• [Data items]
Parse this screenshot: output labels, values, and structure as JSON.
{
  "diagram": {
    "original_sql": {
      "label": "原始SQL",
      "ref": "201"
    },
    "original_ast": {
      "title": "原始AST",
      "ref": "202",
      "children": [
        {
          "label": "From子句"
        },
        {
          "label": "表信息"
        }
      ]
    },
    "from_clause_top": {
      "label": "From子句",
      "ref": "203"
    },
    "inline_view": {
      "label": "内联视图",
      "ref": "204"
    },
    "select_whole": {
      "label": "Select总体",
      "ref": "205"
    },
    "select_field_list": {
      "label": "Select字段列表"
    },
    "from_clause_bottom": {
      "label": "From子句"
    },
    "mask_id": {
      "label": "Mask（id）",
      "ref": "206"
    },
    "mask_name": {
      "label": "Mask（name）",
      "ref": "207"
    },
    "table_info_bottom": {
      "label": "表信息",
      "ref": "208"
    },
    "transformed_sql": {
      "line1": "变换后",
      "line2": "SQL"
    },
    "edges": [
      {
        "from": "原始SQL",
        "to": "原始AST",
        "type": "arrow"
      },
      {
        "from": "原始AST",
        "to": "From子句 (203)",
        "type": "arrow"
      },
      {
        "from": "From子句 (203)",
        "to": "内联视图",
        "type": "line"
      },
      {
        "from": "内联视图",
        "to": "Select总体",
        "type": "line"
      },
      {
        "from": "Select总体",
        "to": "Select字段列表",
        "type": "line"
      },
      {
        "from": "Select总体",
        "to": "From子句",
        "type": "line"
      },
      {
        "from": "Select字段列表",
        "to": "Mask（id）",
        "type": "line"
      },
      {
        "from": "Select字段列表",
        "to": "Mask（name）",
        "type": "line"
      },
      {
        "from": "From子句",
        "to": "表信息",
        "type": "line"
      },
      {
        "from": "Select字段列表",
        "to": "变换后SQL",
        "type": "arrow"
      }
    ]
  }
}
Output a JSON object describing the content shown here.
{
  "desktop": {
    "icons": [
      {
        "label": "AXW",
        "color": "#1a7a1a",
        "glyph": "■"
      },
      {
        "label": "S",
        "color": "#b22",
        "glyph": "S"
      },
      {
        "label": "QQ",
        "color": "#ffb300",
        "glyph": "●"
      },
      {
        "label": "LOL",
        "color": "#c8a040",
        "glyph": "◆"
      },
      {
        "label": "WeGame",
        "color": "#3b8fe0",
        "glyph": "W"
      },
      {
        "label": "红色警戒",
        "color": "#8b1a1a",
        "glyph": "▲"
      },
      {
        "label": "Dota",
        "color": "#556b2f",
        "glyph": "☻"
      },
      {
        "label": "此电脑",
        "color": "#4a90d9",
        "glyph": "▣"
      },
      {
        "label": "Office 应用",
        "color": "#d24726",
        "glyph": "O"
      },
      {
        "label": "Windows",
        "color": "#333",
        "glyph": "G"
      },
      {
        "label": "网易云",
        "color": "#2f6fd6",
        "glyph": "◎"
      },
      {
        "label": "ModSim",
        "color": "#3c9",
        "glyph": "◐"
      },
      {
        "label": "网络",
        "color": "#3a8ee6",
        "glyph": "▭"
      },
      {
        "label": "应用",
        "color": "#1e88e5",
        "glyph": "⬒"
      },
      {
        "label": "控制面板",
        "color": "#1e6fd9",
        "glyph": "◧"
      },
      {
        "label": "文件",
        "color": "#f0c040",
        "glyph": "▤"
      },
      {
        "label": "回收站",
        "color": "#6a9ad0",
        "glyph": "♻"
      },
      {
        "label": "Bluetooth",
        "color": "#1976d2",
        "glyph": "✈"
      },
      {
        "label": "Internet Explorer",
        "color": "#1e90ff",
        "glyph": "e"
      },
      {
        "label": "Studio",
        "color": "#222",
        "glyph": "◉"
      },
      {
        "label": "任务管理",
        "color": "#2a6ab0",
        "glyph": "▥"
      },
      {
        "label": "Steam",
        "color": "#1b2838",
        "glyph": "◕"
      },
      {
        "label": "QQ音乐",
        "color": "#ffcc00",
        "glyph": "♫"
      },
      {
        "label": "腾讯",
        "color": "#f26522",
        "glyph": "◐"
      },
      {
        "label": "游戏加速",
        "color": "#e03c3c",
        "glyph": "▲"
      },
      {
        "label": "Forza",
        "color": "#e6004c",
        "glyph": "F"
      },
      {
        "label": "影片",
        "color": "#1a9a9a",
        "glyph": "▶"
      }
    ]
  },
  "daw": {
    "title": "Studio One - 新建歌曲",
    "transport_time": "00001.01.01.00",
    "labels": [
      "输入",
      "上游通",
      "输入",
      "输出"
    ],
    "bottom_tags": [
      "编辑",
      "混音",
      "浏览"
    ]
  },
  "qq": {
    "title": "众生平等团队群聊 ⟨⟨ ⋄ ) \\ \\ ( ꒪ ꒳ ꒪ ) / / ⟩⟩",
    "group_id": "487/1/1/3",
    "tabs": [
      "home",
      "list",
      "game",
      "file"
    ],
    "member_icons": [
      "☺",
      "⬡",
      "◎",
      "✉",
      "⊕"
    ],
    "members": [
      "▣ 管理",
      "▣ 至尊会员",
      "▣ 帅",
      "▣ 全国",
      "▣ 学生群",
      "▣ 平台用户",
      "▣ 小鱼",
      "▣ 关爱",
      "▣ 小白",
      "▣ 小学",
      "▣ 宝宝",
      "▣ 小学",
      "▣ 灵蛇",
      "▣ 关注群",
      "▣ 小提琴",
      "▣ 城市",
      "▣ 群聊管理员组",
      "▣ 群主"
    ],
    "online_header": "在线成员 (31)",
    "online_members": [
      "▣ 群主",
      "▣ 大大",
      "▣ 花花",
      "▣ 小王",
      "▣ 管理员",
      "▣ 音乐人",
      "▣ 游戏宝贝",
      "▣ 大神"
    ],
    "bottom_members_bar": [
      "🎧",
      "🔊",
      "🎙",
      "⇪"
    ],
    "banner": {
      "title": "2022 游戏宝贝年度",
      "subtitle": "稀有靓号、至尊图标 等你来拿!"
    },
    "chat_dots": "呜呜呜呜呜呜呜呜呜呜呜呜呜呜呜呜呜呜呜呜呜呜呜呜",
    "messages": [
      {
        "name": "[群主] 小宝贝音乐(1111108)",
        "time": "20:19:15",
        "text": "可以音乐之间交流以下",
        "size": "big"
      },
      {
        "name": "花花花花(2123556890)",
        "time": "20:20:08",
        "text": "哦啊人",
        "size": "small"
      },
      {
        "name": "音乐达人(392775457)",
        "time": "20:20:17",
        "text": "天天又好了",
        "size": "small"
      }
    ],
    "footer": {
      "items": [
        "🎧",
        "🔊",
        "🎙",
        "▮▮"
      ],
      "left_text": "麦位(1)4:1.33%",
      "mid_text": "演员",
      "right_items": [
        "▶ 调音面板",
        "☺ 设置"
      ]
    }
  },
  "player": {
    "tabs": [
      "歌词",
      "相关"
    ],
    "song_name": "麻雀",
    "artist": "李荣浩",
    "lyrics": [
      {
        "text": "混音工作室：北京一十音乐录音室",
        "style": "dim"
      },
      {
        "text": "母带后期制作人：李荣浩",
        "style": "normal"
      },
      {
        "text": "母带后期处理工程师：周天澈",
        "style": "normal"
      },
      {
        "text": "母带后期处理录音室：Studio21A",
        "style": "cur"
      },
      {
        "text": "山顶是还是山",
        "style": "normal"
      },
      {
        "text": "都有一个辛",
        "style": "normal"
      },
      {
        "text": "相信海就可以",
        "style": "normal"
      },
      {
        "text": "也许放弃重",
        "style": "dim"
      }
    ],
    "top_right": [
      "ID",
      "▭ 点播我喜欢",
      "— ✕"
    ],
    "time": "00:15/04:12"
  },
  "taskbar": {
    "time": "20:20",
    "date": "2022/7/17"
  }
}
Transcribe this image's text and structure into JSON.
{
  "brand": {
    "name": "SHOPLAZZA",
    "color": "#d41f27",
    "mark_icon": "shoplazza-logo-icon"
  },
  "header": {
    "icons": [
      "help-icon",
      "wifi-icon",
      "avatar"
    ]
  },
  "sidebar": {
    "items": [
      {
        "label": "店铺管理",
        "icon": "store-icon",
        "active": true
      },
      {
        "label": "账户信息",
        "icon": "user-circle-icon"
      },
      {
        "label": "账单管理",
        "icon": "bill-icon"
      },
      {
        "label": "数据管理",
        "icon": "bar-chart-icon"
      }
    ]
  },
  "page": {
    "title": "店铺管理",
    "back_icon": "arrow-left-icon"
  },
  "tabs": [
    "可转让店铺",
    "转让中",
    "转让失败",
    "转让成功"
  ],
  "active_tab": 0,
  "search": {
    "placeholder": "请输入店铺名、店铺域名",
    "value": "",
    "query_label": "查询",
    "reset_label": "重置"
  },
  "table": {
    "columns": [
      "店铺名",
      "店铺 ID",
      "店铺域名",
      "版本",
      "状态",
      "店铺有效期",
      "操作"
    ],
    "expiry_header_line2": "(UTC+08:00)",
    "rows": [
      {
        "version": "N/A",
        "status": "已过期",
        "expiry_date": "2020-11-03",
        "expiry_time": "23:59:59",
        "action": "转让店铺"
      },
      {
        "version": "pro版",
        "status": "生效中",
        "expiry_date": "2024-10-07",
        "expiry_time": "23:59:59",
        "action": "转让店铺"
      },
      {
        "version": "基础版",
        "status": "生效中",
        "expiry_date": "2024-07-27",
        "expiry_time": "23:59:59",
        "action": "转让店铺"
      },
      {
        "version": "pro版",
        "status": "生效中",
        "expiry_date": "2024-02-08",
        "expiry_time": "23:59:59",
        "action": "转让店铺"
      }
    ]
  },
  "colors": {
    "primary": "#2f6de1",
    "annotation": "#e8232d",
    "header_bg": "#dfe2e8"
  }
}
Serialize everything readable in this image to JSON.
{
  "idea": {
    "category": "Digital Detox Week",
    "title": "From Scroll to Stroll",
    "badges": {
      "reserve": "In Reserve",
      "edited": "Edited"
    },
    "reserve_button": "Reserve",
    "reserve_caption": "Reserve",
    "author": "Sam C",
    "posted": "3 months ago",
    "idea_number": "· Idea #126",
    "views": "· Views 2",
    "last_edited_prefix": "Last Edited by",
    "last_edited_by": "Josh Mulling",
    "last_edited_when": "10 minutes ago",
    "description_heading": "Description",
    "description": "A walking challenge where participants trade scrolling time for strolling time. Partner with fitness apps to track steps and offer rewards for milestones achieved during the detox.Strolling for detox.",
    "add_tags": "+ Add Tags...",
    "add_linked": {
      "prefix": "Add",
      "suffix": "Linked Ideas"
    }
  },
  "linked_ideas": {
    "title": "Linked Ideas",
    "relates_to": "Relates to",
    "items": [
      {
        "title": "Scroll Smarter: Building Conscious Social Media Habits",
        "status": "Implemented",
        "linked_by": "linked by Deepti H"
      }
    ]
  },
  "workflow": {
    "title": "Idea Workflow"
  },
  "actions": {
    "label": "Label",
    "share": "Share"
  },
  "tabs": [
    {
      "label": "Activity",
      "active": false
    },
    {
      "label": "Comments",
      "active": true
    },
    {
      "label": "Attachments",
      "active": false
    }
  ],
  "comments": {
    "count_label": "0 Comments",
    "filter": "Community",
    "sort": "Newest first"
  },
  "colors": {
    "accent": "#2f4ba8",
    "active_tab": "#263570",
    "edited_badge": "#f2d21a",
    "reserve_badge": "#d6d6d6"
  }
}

• [Given instruction] Among the lines of the material, find those that hold the word "this" and copy them.

• [Final result]
Parse this screenshot: output labels, values, and structure as JSON.
Transcribe this image's text and structure into JSON.
Serialize everything readable in this image to JSON.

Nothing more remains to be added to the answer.